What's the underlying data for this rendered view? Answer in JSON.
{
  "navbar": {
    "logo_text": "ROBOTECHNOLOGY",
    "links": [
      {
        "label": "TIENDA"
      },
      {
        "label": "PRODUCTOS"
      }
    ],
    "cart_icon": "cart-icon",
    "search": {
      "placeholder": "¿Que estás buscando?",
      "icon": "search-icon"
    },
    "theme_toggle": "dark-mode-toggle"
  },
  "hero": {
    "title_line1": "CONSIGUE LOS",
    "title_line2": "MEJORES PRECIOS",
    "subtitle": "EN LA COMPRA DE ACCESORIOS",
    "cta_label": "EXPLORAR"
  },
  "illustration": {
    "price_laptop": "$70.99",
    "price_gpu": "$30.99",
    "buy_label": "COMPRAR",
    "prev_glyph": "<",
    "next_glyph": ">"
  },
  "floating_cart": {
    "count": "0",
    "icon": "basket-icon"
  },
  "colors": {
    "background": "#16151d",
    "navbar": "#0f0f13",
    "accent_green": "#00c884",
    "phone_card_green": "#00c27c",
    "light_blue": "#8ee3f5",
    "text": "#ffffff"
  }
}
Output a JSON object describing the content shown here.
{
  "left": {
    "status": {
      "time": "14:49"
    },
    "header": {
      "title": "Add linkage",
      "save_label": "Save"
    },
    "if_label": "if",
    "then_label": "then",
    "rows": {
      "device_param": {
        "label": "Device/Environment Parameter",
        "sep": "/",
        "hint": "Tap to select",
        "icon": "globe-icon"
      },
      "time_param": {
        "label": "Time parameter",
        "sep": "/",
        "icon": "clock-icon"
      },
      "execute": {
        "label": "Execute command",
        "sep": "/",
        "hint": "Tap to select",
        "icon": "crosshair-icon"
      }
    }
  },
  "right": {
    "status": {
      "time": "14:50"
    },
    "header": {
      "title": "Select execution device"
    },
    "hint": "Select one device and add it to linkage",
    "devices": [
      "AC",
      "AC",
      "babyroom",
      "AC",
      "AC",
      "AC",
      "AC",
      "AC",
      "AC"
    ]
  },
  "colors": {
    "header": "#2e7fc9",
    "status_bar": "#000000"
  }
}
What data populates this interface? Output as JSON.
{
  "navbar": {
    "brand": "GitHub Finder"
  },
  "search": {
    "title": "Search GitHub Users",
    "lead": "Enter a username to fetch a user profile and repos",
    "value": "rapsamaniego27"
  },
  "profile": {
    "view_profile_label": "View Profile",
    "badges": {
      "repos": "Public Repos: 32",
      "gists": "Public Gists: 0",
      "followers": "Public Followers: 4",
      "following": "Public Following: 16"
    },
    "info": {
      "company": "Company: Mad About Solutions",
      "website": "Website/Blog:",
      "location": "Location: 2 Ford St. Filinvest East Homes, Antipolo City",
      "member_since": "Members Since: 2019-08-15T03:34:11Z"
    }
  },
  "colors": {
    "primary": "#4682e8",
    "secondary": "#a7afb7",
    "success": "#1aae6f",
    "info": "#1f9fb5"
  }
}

---

● **Set task**
Set down the listing above in full, please, exactly as it appears.

● **Result**
What's the underlying data for this rendered view? Answer in JSON.
{
  "navbar": {
    "logo_text": "ROBOTECHNOLOGY",
    "links": [
      {
        "label": "TIENDA"
      },
      {
        "label": "PRODUCTOS"
      }
    ],
    "cart_icon": "cart-icon",
    "search": {
      "placeholder": "¿Que estás buscando?",
      "icon": "search-icon"
    },
    "theme_toggle": "dark-mode-toggle"
  },
  "hero": {
    "title_line1": "CONSIGUE LOS",
    "title_line2": "MEJORES PRECIOS",
    "subtitle": "EN LA COMPRA DE ACCESORIOS",
    "cta_label": "EXPLORAR"
  },
  "illustration": {
    "price_laptop": "$70.99",
    "price_gpu": "$30.99",
    "buy_label": "COMPRAR",
    "prev_glyph": "<",
    "next_glyph": ">"
  },
  "floating_cart": {
    "count": "0",
    "icon": "basket-icon"
  },
  "colors": {
    "background": "#16151d",
    "navbar": "#0f0f13",
    "accent_green": "#00c884",
    "phone_card_green": "#00c27c",
    "light_blue": "#8ee3f5",
    "text": "#ffffff"
  }
}
Output a JSON object describing the content shown here.
{
  "left": {
    "status": {
      "time": "14:49"
    },
    "header": {
      "title": "Add linkage",
      "save_label": "Save"
    },
    "if_label": "if",
    "then_label": "then",
    "rows": {
      "device_param": {
        "label": "Device/Environment Parameter",
        "sep": "/",
        "hint": "Tap to select",
        "icon": "globe-icon"
      },
      "time_param": {
        "label": "Time parameter",
        "sep": "/",
        "icon": "clock-icon"
      },
      "execute": {
        "label": "Execute command",
        "sep": "/",
        "hint": "Tap to select",
        "icon": "crosshair-icon"
      }
    }
  },
  "right": {
    "status": {
      "time": "14:50"
    },
    "header": {
      "title": "Select execution device"
    },
    "hint": "Select one device and add it to linkage",
    "devices": [
      "AC",
      "AC",
      "babyroom",
      "AC",
      "AC",
      "AC",
      "AC",
      "AC",
      "AC"
    ]
  },
  "colors": {
    "header": "#2e7fc9",
    "status_bar": "#000000"
  }
}
What data populates this interface? Output as JSON.
{
  "navbar": {
    "brand": "GitHub Finder"
  },
  "search": {
    "title": "Search GitHub Users",
    "lead": "Enter a username to fetch a user profile and repos",
    "value": "rapsamaniego27"
  },
  "profile": {
    "view_profile_label": "View Profile",
    "badges": {
      "repos": "Public Repos: 32",
      "gists": "Public Gists: 0",
      "followers": "Public Followers: 4",
      "following": "Public Following: 16"
    },
    "info": {
      "company": "Company: Mad About Solutions",
      "website": "Website/Blog:",
      "location": "Location: 2 Ford St. Filinvest East Homes, Antipolo City",
      "member_since": "Members Since: 2019-08-15T03:34:11Z"
    }
  },
  "colors": {
    "primary": "#4682e8",
    "secondary": "#a7afb7",
    "success": "#1aae6f",
    "info": "#1f9fb5"
  }
}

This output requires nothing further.